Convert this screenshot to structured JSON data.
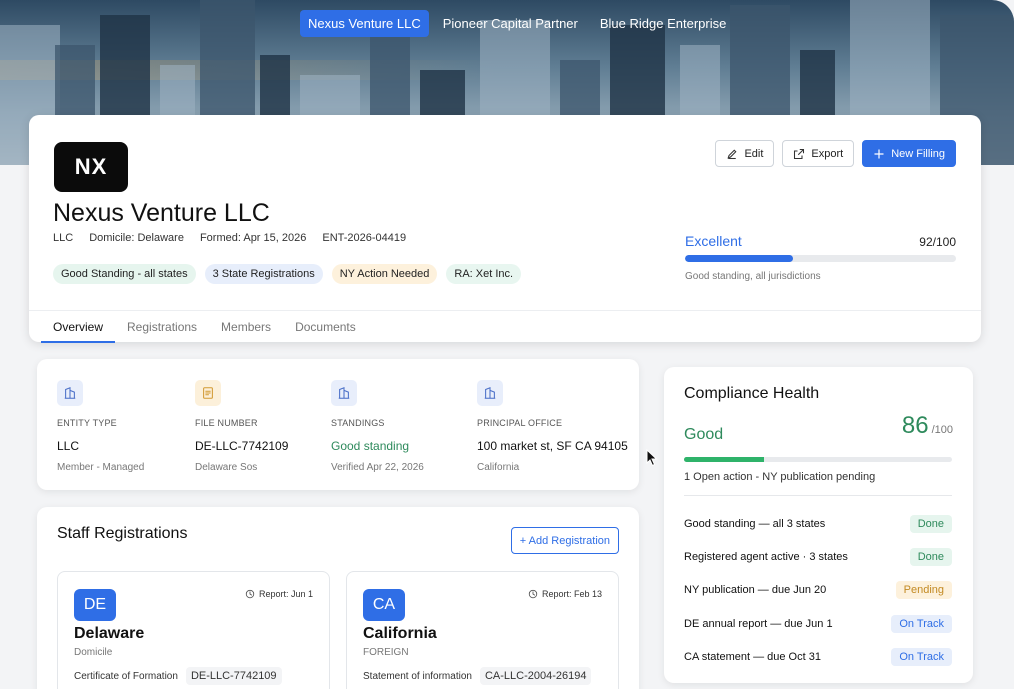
{
  "entities": [
    {
      "label": "Nexus Venture LLC",
      "active": true
    },
    {
      "label": "Pioneer Capital Partner",
      "active": false
    },
    {
      "label": "Blue Ridge Enterprise",
      "active": false
    }
  ],
  "header": {
    "logo_text": "NX",
    "name": "Nexus Venture LLC",
    "meta": [
      "LLC",
      "Domicile: Delaware",
      "Formed: Apr 15, 2026",
      "ENT-2026-04419"
    ],
    "chips": [
      {
        "label": "Good Standing - all states",
        "tone": "green"
      },
      {
        "label": "3 State Registrations",
        "tone": "blue"
      },
      {
        "label": "NY Action Needed",
        "tone": "amber"
      },
      {
        "label": "RA: Xet Inc.",
        "tone": "mint"
      }
    ],
    "actions": {
      "edit": "Edit",
      "export": "Export",
      "new_filing": "New Filling"
    },
    "score": {
      "label": "Excellent",
      "value": "92/100",
      "fraction": 0.4,
      "note": "Good standing, all jurisdictions"
    }
  },
  "tabs": [
    "Overview",
    "Registrations",
    "Members",
    "Documents"
  ],
  "info": [
    {
      "label": "ENTITY TYPE",
      "value": "LLC",
      "sub": "Member - Managed",
      "icon": "building-icon",
      "tone": "blue"
    },
    {
      "label": "FILE NUMBER",
      "value": "DE-LLC-7742109",
      "sub": "Delaware Sos",
      "icon": "document-icon",
      "tone": "amber"
    },
    {
      "label": "STANDINGS",
      "value": "Good standing",
      "sub": "Verified Apr 22, 2026",
      "icon": "building-icon",
      "tone": "blue"
    },
    {
      "label": "PRINCIPAL OFFICE",
      "value": "100 market st, SF CA 94105",
      "sub": "California",
      "icon": "building-icon",
      "tone": "blue"
    }
  ],
  "staff": {
    "title": "Staff Registrations",
    "add_label": "+ Add Registration",
    "cards": [
      {
        "code": "DE",
        "report": "Report: Jun 1",
        "name": "Delaware",
        "type": "Domicile",
        "row_label": "Certificate of Formation",
        "row_value": "DE-LLC-7742109"
      },
      {
        "code": "CA",
        "report": "Report: Feb 13",
        "name": "California",
        "type": "FOREIGN",
        "row_label": "Statement of information",
        "row_value": "CA-LLC-2004-26194"
      }
    ]
  },
  "health": {
    "title": "Compliance Health",
    "status": "Good",
    "score": "86",
    "max": "/100",
    "fraction": 0.3,
    "note": "1 Open action - NY publication pending",
    "items": [
      {
        "label": "Good standing — all 3 states",
        "status": "Done",
        "tone": "done"
      },
      {
        "label": "Registered agent active · 3 states",
        "status": "Done",
        "tone": "done"
      },
      {
        "label": "NY publication — due Jun 20",
        "status": "Pending",
        "tone": "pending"
      },
      {
        "label": "DE annual report — due Jun 1",
        "status": "On Track",
        "tone": "track"
      },
      {
        "label": "CA statement — due Oct 31",
        "status": "On Track",
        "tone": "track"
      }
    ]
  }
}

§ Task description
Go through the material above and print all of it exactly, except the pictures.

§ Response to the task
Convert this screenshot to structured JSON data.
{
  "entities": [
    {
      "label": "Nexus Venture LLC",
      "active": true
    },
    {
      "label": "Pioneer Capital Partner",
      "active": false
    },
    {
      "label": "Blue Ridge Enterprise",
      "active": false
    }
  ],
  "header": {
    "logo_text": "NX",
    "name": "Nexus Venture LLC",
    "meta": [
      "LLC",
      "Domicile: Delaware",
      "Formed: Apr 15, 2026",
      "ENT-2026-04419"
    ],
    "chips": [
      {
        "label": "Good Standing - all states",
        "tone": "green"
      },
      {
        "label": "3 State Registrations",
        "tone": "blue"
      },
      {
        "label": "NY Action Needed",
        "tone": "amber"
      },
      {
        "label": "RA: Xet Inc.",
        "tone": "mint"
      }
    ],
    "actions": {
      "edit": "Edit",
      "export": "Export",
      "new_filing": "New Filling"
    },
    "score": {
      "label": "Excellent",
      "value": "92/100",
      "fraction": 0.4,
      "note": "Good standing, all jurisdictions"
    }
  },
  "tabs": [
    "Overview",
    "Registrations",
    "Members",
    "Documents"
  ],
  "info": [
    {
      "label": "ENTITY TYPE",
      "value": "LLC",
      "sub": "Member - Managed",
      "icon": "building-icon",
      "tone": "blue"
    },
    {
      "label": "FILE NUMBER",
      "value": "DE-LLC-7742109",
      "sub": "Delaware Sos",
      "icon": "document-icon",
      "tone": "amber"
    },
    {
      "label": "STANDINGS",
      "value": "Good standing",
      "sub": "Verified Apr 22, 2026",
      "icon": "building-icon",
      "tone": "blue"
    },
    {
      "label": "PRINCIPAL OFFICE",
      "value": "100 market st, SF CA 94105",
      "sub": "California",
      "icon": "building-icon",
      "tone": "blue"
    }
  ],
  "staff": {
    "title": "Staff Registrations",
    "add_label": "+ Add Registration",
    "cards": [
      {
        "code": "DE",
        "report": "Report: Jun 1",
        "name": "Delaware",
        "type": "Domicile",
        "row_label": "Certificate of Formation",
        "row_value": "DE-LLC-7742109"
      },
      {
        "code": "CA",
        "report": "Report: Feb 13",
        "name": "California",
        "type": "FOREIGN",
        "row_label": "Statement of information",
        "row_value": "CA-LLC-2004-26194"
      }
    ]
  },
  "health": {
    "title": "Compliance Health",
    "status": "Good",
    "score": "86",
    "max": "/100",
    "fraction": 0.3,
    "note": "1 Open action - NY publication pending",
    "items": [
      {
        "label": "Good standing — all 3 states",
        "status": "Done",
        "tone": "done"
      },
      {
        "label": "Registered agent active · 3 states",
        "status": "Done",
        "tone": "done"
      },
      {
        "label": "NY publication — due Jun 20",
        "status": "Pending",
        "tone": "pending"
      },
      {
        "label": "DE annual report — due Jun 1",
        "status": "On Track",
        "tone": "track"
      },
      {
        "label": "CA statement — due Oct 31",
        "status": "On Track",
        "tone": "track"
      }
    ]
  }
}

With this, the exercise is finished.